• _WHAT NEEDS TO BE DONE_
Count the lines below that contain the word "JSON", and reply with that number alone.

• _PROVIDED DATA_
************

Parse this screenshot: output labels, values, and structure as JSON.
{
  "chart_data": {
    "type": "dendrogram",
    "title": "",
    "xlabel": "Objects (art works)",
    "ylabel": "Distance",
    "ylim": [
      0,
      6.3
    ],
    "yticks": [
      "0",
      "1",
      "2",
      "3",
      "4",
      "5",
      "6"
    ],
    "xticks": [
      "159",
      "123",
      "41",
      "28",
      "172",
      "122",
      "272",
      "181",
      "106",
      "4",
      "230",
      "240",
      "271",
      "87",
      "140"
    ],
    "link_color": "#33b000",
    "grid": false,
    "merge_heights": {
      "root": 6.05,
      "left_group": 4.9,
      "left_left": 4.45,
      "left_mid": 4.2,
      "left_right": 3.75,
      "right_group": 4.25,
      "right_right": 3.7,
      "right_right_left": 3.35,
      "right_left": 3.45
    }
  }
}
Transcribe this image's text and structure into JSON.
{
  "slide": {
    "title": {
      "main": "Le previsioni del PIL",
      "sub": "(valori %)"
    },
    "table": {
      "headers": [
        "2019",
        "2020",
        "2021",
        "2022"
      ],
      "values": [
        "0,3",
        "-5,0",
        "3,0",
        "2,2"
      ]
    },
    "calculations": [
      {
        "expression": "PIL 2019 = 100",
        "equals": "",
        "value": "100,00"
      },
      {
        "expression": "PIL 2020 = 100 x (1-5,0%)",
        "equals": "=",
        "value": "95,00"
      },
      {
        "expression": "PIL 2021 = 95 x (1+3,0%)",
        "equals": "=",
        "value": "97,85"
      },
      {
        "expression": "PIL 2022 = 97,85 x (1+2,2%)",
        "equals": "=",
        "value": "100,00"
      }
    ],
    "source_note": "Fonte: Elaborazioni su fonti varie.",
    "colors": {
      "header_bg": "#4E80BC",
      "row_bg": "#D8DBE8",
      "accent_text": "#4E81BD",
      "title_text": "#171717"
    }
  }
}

************

• _REPLY_
2